## [EXERCISE DESCRIPTION]
Reply with only the number of lines that contain the string "Base".

## [RECORDS FOR THIS TASK]
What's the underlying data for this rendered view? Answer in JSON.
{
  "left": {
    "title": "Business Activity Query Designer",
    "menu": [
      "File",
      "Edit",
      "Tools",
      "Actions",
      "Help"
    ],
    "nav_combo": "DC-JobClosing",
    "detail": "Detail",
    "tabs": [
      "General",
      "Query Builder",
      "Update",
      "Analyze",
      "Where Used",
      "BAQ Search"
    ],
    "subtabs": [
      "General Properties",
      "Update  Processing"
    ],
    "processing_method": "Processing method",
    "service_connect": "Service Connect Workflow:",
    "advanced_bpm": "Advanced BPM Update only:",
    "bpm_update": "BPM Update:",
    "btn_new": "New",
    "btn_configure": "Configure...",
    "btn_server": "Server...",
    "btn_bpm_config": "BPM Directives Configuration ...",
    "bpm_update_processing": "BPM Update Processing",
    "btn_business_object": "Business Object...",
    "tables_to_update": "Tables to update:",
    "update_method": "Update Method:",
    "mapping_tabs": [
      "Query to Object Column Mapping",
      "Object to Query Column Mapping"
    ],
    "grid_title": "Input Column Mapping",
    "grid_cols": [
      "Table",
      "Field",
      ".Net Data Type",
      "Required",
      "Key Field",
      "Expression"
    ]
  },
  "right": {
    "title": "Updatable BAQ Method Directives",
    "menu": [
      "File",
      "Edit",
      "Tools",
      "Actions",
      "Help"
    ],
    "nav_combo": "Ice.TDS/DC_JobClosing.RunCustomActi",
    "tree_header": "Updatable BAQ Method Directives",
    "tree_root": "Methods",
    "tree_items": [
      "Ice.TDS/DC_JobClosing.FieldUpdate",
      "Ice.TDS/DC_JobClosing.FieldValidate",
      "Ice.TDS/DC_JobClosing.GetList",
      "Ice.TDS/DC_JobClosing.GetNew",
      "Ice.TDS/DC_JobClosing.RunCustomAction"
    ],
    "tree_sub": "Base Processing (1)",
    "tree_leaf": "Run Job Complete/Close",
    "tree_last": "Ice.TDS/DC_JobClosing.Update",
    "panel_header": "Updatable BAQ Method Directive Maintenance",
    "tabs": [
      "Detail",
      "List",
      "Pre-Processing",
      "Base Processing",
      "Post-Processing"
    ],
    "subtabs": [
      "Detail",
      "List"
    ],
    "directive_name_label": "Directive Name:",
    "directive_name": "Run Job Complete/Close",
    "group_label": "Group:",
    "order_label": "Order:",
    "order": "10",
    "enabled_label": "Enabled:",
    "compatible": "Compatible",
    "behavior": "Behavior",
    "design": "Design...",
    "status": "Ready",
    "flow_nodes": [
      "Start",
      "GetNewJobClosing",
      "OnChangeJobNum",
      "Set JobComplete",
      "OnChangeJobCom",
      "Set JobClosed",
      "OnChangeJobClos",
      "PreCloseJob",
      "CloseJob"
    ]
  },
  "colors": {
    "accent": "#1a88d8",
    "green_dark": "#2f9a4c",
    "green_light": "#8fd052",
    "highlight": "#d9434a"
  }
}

## [OUTPUT BELOW]
2